Work to complete: Would it be possible to write out each entry below exactly, without the pictures?

Supplied information:
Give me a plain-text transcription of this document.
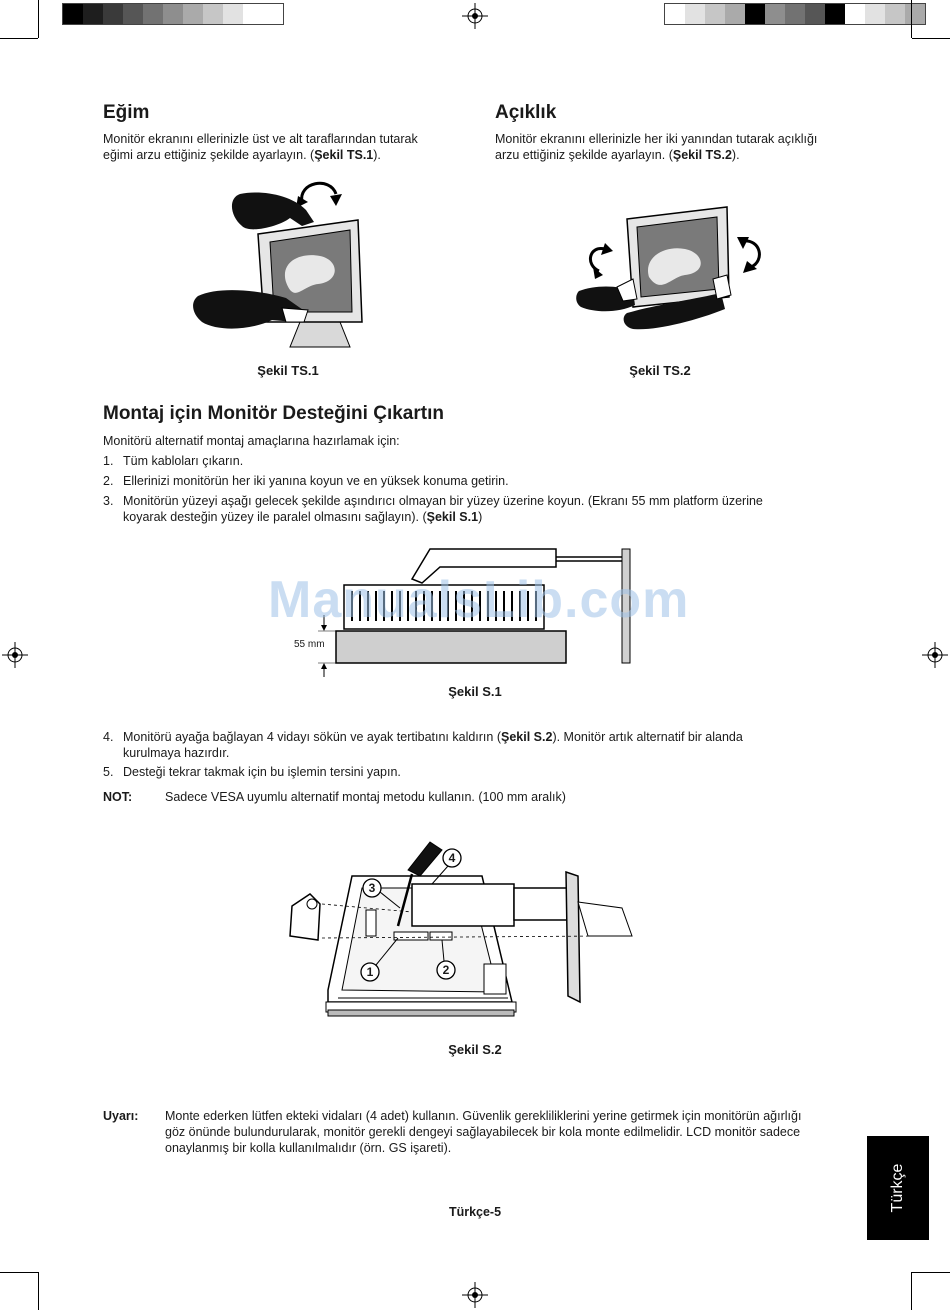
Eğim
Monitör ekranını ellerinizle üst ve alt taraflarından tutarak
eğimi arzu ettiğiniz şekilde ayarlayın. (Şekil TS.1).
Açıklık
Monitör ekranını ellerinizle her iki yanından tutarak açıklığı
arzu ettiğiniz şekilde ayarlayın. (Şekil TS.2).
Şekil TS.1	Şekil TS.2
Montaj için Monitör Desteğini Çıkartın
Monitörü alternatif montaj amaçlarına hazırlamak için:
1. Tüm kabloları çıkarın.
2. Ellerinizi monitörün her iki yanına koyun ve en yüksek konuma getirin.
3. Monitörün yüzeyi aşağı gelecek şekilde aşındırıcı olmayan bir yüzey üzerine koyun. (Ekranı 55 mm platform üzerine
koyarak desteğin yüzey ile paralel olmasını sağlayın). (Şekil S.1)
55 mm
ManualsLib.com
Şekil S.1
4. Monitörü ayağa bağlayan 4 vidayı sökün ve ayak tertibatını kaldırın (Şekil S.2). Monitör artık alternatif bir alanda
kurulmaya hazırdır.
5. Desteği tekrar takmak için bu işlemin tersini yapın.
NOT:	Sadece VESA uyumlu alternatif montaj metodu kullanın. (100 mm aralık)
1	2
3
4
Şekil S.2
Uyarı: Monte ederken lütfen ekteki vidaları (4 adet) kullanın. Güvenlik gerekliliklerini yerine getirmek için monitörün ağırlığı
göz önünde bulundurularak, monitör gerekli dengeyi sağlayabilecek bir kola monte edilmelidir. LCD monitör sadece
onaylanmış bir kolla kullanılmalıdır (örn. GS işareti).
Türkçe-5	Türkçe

Result of this exercise:
Give me a plain-text transcription of this document.
Eğim
Monitör ekranını ellerinizle üst ve alt taraflarından tutarak
eğimi arzu ettiğiniz şekilde ayarlayın. (Şekil TS.1).
Açıklık
Monitör ekranını ellerinizle her iki yanından tutarak açıklığı
arzu ettiğiniz şekilde ayarlayın. (Şekil TS.2).
Şekil TS.1	Şekil TS.2
Montaj için Monitör Desteğini Çıkartın
Monitörü alternatif montaj amaçlarına hazırlamak için:
1. Tüm kabloları çıkarın.
2. Ellerinizi monitörün her iki yanına koyun ve en yüksek konuma getirin.
3. Monitörün yüzeyi aşağı gelecek şekilde aşındırıcı olmayan bir yüzey üzerine koyun. (Ekranı 55 mm platform üzerine
koyarak desteğin yüzey ile paralel olmasını sağlayın). (Şekil S.1)
55 mm
ManualsLib.com
Şekil S.1
4. Monitörü ayağa bağlayan 4 vidayı sökün ve ayak tertibatını kaldırın (Şekil S.2). Monitör artık alternatif bir alanda
kurulmaya hazırdır.
5. Desteği tekrar takmak için bu işlemin tersini yapın.
NOT:	Sadece VESA uyumlu alternatif montaj metodu kullanın. (100 mm aralık)
1	2
3
4
Şekil S.2
Uyarı: Monte ederken lütfen ekteki vidaları (4 adet) kullanın. Güvenlik gerekliliklerini yerine getirmek için monitörün ağırlığı
göz önünde bulundurularak, monitör gerekli dengeyi sağlayabilecek bir kola monte edilmelidir. LCD monitör sadece
onaylanmış bir kolla kullanılmalıdır (örn. GS işareti).
Türkçe-5	Türkçe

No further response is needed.